> _УСЛОВИЯ ЗАДАНИЯ_: Воспроизведите дословно часть фрагмента об оперной труппе Большого театра: всё, начиная со слов «Оперная труппа Большого» и вплоть до слов «разу лишь возраставшего.» включительно.

В 70-е годы Большой театр превратился в закрытый и очень ориентированный на гастрольные успехи организм. Внутри его царила кастовая замкнутость и уже начинало насаждаться циничное отношение к оперному ремеслу. Ведь и вправду что-то, напоминающее «чёс» в государственном масштабе, было в этом бесконечном и однообразном всемирном прокате одних и тех же старых спектаклей, одних и тех же названий, одних и тех же ролей и амплуа.
Оперная труппа Большого театра была чрезвычайно мобильна и составлена по принципу спортивной команды. В театре был один лучший, «гастрольный» драматический тенор, одно драматическое сопрано, одно меццо-сопрано, один бас, один баритон. Они должны были «оправдать надежды всей страны», как советские олимпийцы. Вовсе не контакт с внешним миром подразумевали частые зарубежные гастроли Большого, а непременное состязание с ним и победу над ним, оттого напряжение внутри труппы лишь усиливалось.
Существование в рамках этой жесткой системы препятствовало развитию и даже приводило к замкнутости стиля. В старых постановках история самовозрождалась, на глазах наливалась силами, но реанимирование этих спектаклей силами живых голосов требовало от певцов все большего напряжения, от раза к разу лишь возраставшего.
Вокальной манере поколения грозила опасность сделаться однообразно-экспрессивной, эмоционально-избыточной, перестать волновать сердца, что нашло отражение в некоторых рецензиях:
«...выступает, наконец, на передний план оперный ансамбль Большого театра... Большая певческая культура не наблюдается, но сила – есть, а также желание подчеркнуто использовать ее...»*.
«У русских солистов, особенно у мужчин, потрясающая звучность, у женщин – устрашающая сила в нижних регистрах...»**.
«...возможно, от неутолимых стремлений сохранять традиционную практику представлений, игнорируется метод утонченной игры...»***.

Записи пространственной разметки

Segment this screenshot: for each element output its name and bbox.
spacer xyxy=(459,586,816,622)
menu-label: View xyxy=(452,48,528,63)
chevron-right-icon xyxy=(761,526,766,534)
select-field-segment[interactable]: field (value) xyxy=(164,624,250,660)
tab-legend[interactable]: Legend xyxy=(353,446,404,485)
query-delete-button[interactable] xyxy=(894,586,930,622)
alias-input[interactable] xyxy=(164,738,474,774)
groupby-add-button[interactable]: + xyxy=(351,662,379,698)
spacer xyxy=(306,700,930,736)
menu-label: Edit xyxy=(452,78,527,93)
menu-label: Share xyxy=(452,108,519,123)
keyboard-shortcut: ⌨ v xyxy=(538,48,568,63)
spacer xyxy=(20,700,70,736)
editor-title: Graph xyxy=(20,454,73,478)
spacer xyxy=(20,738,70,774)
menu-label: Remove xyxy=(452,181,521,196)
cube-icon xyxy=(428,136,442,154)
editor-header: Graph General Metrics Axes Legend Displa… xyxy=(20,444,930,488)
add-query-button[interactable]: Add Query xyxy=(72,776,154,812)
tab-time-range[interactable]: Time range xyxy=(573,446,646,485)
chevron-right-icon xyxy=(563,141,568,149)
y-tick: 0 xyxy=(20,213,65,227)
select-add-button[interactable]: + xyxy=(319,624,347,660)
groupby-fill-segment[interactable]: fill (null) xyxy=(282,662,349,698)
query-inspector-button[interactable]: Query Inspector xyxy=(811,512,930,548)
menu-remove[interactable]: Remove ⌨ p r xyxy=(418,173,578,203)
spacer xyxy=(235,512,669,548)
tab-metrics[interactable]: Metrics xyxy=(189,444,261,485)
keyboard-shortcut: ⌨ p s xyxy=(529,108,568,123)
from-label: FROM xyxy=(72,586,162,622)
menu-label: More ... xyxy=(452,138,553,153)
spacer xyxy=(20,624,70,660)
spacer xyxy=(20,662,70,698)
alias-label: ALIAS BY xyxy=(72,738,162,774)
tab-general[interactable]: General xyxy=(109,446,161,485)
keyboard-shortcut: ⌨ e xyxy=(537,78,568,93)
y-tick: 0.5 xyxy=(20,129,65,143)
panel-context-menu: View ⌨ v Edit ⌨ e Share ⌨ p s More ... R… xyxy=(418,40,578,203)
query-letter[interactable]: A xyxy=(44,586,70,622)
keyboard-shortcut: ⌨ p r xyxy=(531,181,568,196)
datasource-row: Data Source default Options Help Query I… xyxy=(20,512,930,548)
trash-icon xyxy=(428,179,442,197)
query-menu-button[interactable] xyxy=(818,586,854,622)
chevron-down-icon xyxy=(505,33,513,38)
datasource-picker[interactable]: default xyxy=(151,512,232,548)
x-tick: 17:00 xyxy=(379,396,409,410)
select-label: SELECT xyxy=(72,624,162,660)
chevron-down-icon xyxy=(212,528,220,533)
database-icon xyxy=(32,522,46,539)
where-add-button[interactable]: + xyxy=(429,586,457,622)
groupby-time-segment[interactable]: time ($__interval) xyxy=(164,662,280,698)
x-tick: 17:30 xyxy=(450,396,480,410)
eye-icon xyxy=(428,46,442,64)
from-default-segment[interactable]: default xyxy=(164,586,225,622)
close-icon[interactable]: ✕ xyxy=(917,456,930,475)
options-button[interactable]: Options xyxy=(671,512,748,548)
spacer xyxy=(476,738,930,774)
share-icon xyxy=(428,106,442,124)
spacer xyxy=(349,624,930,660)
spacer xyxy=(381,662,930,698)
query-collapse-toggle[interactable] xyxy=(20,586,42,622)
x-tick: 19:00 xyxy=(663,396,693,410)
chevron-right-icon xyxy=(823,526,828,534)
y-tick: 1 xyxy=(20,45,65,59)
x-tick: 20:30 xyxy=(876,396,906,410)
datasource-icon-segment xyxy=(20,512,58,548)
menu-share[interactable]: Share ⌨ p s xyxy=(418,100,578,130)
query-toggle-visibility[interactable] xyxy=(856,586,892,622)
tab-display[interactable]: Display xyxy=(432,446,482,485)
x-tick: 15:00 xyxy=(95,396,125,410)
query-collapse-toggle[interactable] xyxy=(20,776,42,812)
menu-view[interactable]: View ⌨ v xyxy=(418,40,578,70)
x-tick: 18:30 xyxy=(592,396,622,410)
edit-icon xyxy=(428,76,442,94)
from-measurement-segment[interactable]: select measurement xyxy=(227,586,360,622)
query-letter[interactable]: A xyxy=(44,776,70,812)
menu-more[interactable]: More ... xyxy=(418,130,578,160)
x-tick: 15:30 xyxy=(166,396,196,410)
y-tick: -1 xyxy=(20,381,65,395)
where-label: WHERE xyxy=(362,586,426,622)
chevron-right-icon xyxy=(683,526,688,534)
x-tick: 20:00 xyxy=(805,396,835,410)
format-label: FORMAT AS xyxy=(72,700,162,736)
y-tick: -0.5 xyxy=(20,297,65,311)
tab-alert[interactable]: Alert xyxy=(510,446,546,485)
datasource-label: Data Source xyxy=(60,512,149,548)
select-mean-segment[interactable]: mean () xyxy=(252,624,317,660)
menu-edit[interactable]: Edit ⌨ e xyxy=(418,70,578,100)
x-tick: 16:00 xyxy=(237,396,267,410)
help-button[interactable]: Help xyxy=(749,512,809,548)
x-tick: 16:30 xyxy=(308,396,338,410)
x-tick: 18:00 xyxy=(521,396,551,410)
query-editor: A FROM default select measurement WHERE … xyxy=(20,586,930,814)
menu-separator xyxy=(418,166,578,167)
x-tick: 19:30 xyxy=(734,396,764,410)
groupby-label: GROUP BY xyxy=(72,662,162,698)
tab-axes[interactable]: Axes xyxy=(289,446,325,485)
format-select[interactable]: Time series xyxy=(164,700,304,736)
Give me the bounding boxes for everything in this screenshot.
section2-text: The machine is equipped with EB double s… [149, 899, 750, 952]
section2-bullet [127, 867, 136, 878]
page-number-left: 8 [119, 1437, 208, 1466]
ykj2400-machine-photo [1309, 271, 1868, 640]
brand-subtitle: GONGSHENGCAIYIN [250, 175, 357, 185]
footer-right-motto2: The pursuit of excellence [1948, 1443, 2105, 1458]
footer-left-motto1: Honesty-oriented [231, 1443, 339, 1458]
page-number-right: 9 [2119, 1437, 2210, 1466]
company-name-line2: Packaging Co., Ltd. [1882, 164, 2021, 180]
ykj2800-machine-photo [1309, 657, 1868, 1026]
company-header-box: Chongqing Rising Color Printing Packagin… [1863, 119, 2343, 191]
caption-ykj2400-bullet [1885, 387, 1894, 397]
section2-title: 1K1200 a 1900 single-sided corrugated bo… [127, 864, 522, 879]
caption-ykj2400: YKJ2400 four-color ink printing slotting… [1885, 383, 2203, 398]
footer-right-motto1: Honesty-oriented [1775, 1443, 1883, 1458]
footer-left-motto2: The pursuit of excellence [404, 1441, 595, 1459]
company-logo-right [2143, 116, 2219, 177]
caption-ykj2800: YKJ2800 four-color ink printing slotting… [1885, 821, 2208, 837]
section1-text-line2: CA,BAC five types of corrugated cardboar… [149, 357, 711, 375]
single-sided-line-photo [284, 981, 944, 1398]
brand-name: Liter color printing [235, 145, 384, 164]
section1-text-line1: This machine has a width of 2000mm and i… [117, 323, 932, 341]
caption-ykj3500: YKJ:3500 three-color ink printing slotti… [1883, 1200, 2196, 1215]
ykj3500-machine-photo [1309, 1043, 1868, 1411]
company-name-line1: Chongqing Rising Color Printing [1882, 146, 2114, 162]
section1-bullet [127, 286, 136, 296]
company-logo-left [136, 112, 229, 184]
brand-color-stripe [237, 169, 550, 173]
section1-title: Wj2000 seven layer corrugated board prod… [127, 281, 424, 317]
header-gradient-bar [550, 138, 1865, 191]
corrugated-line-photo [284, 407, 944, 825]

> _ОТВЕТ НА ЗАДАНИЕ_:
Оперная труппа Большого театра была чрезвычайно мобильна и составлена по принципу спортивной команды. В театре был один лучший, «гастрольный» драматический тенор, одно драматическое сопрано, одно меццо-сопрано, один бас, один баритон. Они должны были «оправдать надежды всей страны», как советские олимпийцы. Вовсе не контакт с внешним миром подразумевали частые зарубежные гастроли Большого, а непременное состязание с ним и победу над ним, оттого напряжение внутри труппы лишь усиливалось.
Существование в рамках этой жесткой системы препятствовало развитию и даже приводило к замкнутости стиля. В старых постановках история самовозрождалась, на глазах наливалась силами, но реанимирование этих спектаклей силами живых голосов требовало от певцов все большего напряжения, от раза к разу лишь возраставшего.